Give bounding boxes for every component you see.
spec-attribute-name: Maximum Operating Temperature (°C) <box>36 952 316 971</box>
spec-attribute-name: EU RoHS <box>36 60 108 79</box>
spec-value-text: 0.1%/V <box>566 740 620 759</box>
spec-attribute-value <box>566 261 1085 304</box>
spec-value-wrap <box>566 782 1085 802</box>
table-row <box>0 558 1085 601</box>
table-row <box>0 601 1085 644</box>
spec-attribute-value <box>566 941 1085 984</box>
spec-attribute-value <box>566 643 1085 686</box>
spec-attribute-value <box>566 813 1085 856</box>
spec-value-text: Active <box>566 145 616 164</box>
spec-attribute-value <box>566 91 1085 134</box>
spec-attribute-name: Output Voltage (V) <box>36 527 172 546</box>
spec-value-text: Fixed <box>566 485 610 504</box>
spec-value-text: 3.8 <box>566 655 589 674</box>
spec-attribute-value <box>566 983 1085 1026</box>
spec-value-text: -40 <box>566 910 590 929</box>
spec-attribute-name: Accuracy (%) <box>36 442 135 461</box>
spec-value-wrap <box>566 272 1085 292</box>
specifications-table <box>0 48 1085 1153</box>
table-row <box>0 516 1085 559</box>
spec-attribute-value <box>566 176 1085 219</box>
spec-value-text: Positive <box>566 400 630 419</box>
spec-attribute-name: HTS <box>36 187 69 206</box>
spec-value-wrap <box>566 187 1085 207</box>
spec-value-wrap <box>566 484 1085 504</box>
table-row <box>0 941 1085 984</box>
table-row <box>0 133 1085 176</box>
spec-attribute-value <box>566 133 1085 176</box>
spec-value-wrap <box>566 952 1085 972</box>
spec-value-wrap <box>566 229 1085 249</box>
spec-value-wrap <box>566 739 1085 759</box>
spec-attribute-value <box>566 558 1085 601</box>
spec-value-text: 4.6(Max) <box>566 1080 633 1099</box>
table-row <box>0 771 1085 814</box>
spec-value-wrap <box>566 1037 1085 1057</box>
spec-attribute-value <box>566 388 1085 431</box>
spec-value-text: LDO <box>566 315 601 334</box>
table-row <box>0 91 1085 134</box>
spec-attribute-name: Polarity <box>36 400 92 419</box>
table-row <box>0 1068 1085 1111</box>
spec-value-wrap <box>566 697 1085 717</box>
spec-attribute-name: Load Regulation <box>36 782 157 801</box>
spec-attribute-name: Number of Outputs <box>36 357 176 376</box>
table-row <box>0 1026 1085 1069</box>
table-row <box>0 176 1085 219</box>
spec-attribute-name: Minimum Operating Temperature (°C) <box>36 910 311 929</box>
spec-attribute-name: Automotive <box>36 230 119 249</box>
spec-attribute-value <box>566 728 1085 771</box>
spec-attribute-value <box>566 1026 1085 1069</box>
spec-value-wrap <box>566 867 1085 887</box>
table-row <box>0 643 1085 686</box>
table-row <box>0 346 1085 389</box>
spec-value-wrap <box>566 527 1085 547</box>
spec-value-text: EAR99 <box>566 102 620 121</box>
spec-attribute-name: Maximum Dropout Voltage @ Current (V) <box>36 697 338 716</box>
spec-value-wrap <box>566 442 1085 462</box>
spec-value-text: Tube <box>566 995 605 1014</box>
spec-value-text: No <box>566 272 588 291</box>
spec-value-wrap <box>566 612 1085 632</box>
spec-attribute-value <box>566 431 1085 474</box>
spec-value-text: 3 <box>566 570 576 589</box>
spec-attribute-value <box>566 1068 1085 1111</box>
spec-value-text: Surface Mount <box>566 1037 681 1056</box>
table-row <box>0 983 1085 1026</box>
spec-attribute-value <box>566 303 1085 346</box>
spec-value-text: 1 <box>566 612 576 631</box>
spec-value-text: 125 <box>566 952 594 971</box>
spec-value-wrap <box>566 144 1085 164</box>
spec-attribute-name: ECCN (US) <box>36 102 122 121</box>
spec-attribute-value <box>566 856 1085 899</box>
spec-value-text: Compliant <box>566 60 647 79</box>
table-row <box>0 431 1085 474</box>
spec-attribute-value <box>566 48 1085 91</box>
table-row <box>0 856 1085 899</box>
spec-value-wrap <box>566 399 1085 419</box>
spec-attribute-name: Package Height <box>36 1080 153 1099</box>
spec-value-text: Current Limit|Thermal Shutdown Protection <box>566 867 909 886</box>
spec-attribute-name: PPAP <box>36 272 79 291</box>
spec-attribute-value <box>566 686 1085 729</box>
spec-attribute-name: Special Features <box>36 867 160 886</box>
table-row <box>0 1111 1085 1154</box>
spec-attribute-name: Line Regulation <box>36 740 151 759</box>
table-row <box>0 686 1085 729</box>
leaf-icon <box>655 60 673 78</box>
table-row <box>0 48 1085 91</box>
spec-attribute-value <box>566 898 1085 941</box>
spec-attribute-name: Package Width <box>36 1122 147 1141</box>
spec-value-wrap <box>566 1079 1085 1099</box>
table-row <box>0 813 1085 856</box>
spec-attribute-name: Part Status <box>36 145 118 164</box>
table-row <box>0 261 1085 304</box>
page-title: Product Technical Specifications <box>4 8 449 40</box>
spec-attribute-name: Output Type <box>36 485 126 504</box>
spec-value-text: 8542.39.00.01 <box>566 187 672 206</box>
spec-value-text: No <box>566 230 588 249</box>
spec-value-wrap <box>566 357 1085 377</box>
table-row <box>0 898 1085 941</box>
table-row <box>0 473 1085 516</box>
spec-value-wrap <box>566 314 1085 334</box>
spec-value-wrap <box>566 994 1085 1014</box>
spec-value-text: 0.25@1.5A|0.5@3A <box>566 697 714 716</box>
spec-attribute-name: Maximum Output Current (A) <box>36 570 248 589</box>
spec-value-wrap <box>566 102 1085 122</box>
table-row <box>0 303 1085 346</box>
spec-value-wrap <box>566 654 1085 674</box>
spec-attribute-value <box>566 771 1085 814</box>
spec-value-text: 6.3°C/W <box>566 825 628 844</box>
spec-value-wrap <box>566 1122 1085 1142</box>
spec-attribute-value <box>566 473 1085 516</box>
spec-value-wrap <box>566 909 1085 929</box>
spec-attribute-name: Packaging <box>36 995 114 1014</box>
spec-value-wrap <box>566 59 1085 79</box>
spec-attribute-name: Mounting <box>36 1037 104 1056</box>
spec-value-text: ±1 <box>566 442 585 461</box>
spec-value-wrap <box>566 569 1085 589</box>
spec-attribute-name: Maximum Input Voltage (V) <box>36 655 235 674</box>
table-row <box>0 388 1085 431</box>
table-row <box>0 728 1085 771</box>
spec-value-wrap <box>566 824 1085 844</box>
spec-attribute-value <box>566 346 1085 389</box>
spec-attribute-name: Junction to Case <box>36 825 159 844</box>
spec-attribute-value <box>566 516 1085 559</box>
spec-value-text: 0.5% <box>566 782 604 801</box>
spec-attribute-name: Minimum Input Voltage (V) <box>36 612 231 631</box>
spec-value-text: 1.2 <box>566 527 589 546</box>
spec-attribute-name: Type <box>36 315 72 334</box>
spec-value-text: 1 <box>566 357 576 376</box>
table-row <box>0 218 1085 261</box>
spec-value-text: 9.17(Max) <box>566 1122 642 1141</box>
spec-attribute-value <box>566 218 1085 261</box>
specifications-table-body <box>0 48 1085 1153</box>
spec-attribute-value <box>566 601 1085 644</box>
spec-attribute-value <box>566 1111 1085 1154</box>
···
Quote every line of the data above verbatim, from the first line to the last.

Give bounding boxes for every component you see.
spec-attribute-name: Maximum Operating Temperature (°C) <box>36 952 316 971</box>
spec-attribute-name: EU RoHS <box>36 60 108 79</box>
spec-value-text: 0.1%/V <box>566 740 620 759</box>
spec-attribute-value <box>566 261 1085 304</box>
spec-value-wrap <box>566 782 1085 802</box>
table-row <box>0 558 1085 601</box>
table-row <box>0 601 1085 644</box>
spec-attribute-value <box>566 941 1085 984</box>
spec-attribute-value <box>566 643 1085 686</box>
spec-attribute-value <box>566 813 1085 856</box>
spec-value-text: Active <box>566 145 616 164</box>
spec-attribute-value <box>566 91 1085 134</box>
spec-attribute-name: Output Voltage (V) <box>36 527 172 546</box>
spec-value-text: Fixed <box>566 485 610 504</box>
spec-value-text: 3.8 <box>566 655 589 674</box>
spec-attribute-value <box>566 983 1085 1026</box>
spec-value-text: -40 <box>566 910 590 929</box>
spec-attribute-name: Accuracy (%) <box>36 442 135 461</box>
spec-value-wrap <box>566 272 1085 292</box>
specifications-table <box>0 48 1085 1153</box>
table-row <box>0 516 1085 559</box>
spec-attribute-value <box>566 176 1085 219</box>
spec-value-text: Positive <box>566 400 630 419</box>
spec-attribute-name: HTS <box>36 187 69 206</box>
spec-value-wrap <box>566 187 1085 207</box>
spec-value-wrap <box>566 484 1085 504</box>
table-row <box>0 941 1085 984</box>
table-row <box>0 133 1085 176</box>
spec-attribute-value <box>566 133 1085 176</box>
spec-value-wrap <box>566 952 1085 972</box>
spec-value-wrap <box>566 229 1085 249</box>
spec-value-wrap <box>566 739 1085 759</box>
spec-attribute-value <box>566 558 1085 601</box>
spec-value-text: 4.6(Max) <box>566 1080 633 1099</box>
table-row <box>0 771 1085 814</box>
spec-value-wrap <box>566 1037 1085 1057</box>
spec-attribute-value <box>566 388 1085 431</box>
spec-value-text: LDO <box>566 315 601 334</box>
table-row <box>0 91 1085 134</box>
spec-attribute-name: Polarity <box>36 400 92 419</box>
table-row <box>0 1068 1085 1111</box>
spec-value-wrap <box>566 697 1085 717</box>
spec-attribute-name: Load Regulation <box>36 782 157 801</box>
spec-attribute-name: Number of Outputs <box>36 357 176 376</box>
table-row <box>0 1026 1085 1069</box>
table-row <box>0 176 1085 219</box>
spec-attribute-name: Minimum Operating Temperature (°C) <box>36 910 311 929</box>
spec-attribute-name: Automotive <box>36 230 119 249</box>
spec-attribute-value <box>566 728 1085 771</box>
spec-attribute-value <box>566 1026 1085 1069</box>
spec-value-wrap <box>566 867 1085 887</box>
table-row <box>0 643 1085 686</box>
table-row <box>0 346 1085 389</box>
spec-value-wrap <box>566 527 1085 547</box>
spec-value-text: EAR99 <box>566 102 620 121</box>
spec-attribute-name: Maximum Dropout Voltage @ Current (V) <box>36 697 338 716</box>
spec-value-wrap <box>566 442 1085 462</box>
spec-value-text: Tube <box>566 995 605 1014</box>
spec-value-text: No <box>566 272 588 291</box>
spec-value-wrap <box>566 612 1085 632</box>
spec-attribute-value <box>566 431 1085 474</box>
spec-value-text: 3 <box>566 570 576 589</box>
spec-attribute-value <box>566 1068 1085 1111</box>
spec-value-text: Surface Mount <box>566 1037 681 1056</box>
table-row <box>0 983 1085 1026</box>
spec-attribute-value <box>566 303 1085 346</box>
spec-value-text: 1 <box>566 612 576 631</box>
spec-value-text: 125 <box>566 952 594 971</box>
spec-value-wrap <box>566 144 1085 164</box>
spec-attribute-name: ECCN (US) <box>36 102 122 121</box>
spec-attribute-value <box>566 856 1085 899</box>
spec-value-text: Compliant <box>566 60 647 79</box>
table-row <box>0 431 1085 474</box>
spec-attribute-value <box>566 48 1085 91</box>
table-row <box>0 856 1085 899</box>
spec-value-wrap <box>566 399 1085 419</box>
spec-attribute-name: Package Height <box>36 1080 153 1099</box>
spec-value-text: Current Limit|Thermal Shutdown Protection <box>566 867 909 886</box>
spec-attribute-name: PPAP <box>36 272 79 291</box>
spec-attribute-value <box>566 686 1085 729</box>
spec-attribute-name: Special Features <box>36 867 160 886</box>
table-row <box>0 1111 1085 1154</box>
spec-attribute-name: Line Regulation <box>36 740 151 759</box>
table-row <box>0 686 1085 729</box>
leaf-icon <box>655 60 673 78</box>
table-row <box>0 48 1085 91</box>
spec-attribute-value <box>566 898 1085 941</box>
spec-attribute-name: Package Width <box>36 1122 147 1141</box>
spec-value-wrap <box>566 1079 1085 1099</box>
table-row <box>0 813 1085 856</box>
spec-attribute-name: Part Status <box>36 145 118 164</box>
table-row <box>0 261 1085 304</box>
page-title: Product Technical Specifications <box>4 8 449 40</box>
spec-attribute-name: Output Type <box>36 485 126 504</box>
spec-value-text: 8542.39.00.01 <box>566 187 672 206</box>
spec-value-text: No <box>566 230 588 249</box>
spec-value-wrap <box>566 357 1085 377</box>
table-row <box>0 898 1085 941</box>
table-row <box>0 473 1085 516</box>
spec-value-wrap <box>566 314 1085 334</box>
spec-value-wrap <box>566 994 1085 1014</box>
spec-value-text: 0.25@1.5A|0.5@3A <box>566 697 714 716</box>
spec-attribute-name: Maximum Output Current (A) <box>36 570 248 589</box>
spec-value-wrap <box>566 102 1085 122</box>
table-row <box>0 303 1085 346</box>
spec-value-wrap <box>566 654 1085 674</box>
spec-attribute-value <box>566 771 1085 814</box>
spec-value-text: 6.3°C/W <box>566 825 628 844</box>
spec-value-wrap <box>566 1122 1085 1142</box>
spec-attribute-value <box>566 473 1085 516</box>
spec-value-wrap <box>566 909 1085 929</box>
spec-attribute-name: Packaging <box>36 995 114 1014</box>
spec-value-wrap <box>566 59 1085 79</box>
spec-attribute-name: Mounting <box>36 1037 104 1056</box>
spec-value-text: ±1 <box>566 442 585 461</box>
spec-value-wrap <box>566 569 1085 589</box>
spec-attribute-name: Maximum Input Voltage (V) <box>36 655 235 674</box>
table-row <box>0 388 1085 431</box>
table-row <box>0 728 1085 771</box>
spec-value-wrap <box>566 824 1085 844</box>
spec-attribute-value <box>566 346 1085 389</box>
spec-attribute-name: Junction to Case <box>36 825 159 844</box>
spec-attribute-value <box>566 516 1085 559</box>
spec-value-text: 0.5% <box>566 782 604 801</box>
spec-attribute-name: Minimum Input Voltage (V) <box>36 612 231 631</box>
spec-value-text: 1.2 <box>566 527 589 546</box>
spec-attribute-name: Type <box>36 315 72 334</box>
spec-value-text: 1 <box>566 357 576 376</box>
table-row <box>0 218 1085 261</box>
spec-value-text: 9.17(Max) <box>566 1122 642 1141</box>
spec-attribute-value <box>566 218 1085 261</box>
specifications-table-body <box>0 48 1085 1153</box>
spec-attribute-value <box>566 601 1085 644</box>
spec-attribute-value <box>566 1111 1085 1154</box>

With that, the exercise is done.